▸ WHAT THE TASK REQUIRES:
Copy out all lines where "JSON" appears.

▸ TASK INPUTS:
■ ■ ■

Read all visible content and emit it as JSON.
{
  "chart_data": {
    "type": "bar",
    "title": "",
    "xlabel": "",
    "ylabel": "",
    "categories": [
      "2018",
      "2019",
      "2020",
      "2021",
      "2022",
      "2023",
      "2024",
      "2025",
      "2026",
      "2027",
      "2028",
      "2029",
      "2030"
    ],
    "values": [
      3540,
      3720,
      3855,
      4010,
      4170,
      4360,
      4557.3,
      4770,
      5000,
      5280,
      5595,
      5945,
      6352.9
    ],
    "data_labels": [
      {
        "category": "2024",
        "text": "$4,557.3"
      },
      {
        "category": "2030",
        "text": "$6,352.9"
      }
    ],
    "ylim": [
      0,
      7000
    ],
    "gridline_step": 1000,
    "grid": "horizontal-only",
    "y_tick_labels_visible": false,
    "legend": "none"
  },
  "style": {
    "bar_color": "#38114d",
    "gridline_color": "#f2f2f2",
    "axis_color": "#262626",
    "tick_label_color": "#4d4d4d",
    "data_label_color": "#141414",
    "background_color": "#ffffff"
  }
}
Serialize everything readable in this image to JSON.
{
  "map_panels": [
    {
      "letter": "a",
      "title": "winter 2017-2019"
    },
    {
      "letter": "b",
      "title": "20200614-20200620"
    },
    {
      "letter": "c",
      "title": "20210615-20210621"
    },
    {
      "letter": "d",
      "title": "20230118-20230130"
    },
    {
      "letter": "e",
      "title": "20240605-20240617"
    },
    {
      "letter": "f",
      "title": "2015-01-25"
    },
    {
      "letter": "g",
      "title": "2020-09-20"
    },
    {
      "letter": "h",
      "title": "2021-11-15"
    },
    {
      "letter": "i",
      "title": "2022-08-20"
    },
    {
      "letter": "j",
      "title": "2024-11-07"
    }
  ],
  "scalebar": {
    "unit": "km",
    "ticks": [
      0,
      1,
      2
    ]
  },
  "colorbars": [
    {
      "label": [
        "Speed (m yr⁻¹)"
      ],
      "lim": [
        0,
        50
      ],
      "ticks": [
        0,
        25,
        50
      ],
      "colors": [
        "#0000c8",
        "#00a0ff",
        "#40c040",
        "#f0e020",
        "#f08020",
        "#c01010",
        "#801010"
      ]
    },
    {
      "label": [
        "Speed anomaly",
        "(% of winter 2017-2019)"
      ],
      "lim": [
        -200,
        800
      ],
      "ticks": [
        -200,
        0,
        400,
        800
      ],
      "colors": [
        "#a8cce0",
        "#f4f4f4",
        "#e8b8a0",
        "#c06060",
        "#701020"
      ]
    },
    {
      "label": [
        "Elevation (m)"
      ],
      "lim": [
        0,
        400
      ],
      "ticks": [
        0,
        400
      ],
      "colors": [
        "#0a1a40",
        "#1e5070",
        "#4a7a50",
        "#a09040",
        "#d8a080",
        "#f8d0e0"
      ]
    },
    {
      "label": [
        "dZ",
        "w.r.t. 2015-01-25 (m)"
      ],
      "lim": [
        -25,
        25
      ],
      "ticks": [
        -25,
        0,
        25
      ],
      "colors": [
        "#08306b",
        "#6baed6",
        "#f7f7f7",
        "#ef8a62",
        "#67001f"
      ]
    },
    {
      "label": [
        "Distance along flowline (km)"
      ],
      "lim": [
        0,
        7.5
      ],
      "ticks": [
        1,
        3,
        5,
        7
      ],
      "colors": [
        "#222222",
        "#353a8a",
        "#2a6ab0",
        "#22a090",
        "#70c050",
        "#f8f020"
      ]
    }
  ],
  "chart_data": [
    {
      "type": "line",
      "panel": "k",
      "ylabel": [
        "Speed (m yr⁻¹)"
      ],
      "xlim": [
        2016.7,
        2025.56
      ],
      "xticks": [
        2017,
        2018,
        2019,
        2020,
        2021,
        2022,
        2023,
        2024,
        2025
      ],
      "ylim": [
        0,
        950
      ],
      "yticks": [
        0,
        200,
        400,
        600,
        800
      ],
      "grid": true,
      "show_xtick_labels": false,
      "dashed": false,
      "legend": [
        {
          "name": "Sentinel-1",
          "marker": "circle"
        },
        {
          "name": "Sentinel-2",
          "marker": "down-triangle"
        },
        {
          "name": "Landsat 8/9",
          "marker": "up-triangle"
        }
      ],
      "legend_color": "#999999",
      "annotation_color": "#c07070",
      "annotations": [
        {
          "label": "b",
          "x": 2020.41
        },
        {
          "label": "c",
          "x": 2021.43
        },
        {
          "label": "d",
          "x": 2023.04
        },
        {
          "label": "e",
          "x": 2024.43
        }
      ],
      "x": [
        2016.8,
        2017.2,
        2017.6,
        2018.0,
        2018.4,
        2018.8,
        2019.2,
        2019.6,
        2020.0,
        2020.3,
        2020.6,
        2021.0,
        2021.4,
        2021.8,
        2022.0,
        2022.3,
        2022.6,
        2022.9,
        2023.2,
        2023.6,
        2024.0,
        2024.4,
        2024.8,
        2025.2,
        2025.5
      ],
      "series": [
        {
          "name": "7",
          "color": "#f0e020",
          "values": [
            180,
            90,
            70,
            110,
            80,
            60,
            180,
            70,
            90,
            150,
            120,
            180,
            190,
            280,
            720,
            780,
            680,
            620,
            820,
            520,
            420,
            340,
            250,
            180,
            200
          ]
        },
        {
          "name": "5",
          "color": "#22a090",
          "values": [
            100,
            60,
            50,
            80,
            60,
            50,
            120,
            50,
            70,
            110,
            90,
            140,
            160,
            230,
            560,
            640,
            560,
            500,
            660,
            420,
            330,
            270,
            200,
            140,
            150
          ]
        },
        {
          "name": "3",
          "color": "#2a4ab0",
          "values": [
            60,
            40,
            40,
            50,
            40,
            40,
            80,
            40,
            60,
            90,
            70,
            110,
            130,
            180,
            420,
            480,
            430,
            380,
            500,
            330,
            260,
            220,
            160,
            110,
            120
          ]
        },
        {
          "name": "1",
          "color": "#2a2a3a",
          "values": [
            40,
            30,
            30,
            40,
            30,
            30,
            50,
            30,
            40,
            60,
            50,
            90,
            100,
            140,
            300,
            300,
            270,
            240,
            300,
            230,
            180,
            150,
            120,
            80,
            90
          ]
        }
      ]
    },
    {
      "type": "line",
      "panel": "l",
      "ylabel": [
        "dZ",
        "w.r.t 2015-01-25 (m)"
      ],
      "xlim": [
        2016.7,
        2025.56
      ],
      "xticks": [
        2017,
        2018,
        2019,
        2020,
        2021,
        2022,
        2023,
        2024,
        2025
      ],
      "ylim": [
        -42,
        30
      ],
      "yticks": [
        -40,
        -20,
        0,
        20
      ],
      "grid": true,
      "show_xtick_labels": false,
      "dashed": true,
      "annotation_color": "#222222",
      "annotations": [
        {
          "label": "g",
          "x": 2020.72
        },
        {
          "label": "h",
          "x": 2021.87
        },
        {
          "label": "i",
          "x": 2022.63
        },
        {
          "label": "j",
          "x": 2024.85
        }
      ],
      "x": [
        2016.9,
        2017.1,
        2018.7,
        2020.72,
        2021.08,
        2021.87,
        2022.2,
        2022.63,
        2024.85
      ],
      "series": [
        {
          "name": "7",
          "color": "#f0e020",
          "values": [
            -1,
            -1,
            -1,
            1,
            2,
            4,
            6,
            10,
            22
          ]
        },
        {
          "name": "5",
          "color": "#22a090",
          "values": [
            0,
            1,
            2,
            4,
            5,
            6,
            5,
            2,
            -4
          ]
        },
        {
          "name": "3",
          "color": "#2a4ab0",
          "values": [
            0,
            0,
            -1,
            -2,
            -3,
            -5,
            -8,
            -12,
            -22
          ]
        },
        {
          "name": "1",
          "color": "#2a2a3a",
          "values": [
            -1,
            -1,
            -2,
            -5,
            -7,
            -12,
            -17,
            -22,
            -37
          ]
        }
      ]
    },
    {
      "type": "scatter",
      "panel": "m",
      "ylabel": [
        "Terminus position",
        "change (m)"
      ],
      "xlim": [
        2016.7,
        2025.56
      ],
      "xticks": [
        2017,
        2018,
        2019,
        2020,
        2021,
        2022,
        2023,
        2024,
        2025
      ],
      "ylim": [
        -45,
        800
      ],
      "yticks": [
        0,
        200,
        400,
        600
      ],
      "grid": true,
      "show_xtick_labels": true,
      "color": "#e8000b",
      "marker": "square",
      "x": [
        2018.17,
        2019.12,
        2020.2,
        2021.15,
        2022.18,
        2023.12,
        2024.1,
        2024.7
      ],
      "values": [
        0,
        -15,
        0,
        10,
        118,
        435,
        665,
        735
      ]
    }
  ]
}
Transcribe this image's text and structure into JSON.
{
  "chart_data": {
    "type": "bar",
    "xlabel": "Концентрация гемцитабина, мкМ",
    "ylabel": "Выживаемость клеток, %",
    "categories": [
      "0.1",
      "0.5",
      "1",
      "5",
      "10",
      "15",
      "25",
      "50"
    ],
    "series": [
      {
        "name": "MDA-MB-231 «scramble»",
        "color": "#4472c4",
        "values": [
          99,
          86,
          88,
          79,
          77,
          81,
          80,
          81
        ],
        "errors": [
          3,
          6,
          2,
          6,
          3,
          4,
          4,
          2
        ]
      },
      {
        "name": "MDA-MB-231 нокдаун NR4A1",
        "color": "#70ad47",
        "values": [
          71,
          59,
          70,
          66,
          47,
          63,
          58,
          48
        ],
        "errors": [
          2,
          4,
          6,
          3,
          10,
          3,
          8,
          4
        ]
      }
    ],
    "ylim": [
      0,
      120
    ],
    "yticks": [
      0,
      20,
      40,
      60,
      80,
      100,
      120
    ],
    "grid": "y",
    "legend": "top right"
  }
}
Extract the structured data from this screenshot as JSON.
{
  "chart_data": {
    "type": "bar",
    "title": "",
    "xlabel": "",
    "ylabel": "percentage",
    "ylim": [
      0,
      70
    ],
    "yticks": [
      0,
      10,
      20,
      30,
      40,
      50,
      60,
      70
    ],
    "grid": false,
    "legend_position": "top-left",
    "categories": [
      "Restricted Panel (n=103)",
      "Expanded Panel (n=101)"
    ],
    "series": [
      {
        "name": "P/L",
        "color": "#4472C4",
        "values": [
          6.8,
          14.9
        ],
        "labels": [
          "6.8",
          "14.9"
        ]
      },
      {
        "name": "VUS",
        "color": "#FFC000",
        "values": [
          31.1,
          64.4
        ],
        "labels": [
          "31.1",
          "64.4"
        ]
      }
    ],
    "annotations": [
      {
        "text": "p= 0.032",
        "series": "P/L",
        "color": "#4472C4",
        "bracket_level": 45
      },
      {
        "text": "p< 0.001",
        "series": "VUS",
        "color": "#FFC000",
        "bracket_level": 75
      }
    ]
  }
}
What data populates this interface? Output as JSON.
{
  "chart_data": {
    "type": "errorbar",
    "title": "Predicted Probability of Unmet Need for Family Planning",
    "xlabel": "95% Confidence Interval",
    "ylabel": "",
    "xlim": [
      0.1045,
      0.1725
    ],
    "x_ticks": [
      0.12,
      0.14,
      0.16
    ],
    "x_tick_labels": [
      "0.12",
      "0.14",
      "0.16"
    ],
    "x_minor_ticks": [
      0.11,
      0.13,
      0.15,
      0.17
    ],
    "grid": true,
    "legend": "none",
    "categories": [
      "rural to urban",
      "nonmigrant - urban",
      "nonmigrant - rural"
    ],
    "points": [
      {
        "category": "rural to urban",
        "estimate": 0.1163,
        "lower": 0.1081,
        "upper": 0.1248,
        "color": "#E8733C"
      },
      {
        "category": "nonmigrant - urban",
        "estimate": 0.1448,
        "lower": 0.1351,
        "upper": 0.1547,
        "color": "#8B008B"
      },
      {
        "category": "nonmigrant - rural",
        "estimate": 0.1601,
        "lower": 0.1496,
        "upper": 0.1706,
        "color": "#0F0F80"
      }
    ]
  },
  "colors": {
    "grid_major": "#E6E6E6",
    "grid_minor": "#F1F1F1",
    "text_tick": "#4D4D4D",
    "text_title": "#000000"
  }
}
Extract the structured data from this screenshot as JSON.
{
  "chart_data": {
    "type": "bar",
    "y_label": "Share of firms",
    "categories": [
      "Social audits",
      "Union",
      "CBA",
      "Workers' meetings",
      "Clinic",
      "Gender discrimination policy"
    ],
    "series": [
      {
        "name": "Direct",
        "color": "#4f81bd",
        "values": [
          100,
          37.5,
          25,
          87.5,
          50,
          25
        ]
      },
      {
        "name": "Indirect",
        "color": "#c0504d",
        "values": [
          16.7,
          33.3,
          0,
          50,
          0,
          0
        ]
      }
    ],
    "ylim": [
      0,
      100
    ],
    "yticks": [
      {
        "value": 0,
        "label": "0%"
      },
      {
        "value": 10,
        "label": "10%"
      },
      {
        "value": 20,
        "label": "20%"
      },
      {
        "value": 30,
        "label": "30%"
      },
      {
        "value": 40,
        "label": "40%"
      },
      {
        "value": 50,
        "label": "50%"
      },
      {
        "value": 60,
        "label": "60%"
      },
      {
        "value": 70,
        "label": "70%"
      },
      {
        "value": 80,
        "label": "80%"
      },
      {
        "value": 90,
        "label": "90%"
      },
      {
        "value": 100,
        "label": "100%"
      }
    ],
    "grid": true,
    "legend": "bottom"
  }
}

■ ■ ■

▸ RESULT:
Read all visible content and emit it as JSON.
Serialize everything readable in this image to JSON.
Transcribe this image's text and structure into JSON.
Extract the structured data from this screenshot as JSON.
What data populates this interface? Output as JSON.
Extract the structured data from this screenshot as JSON.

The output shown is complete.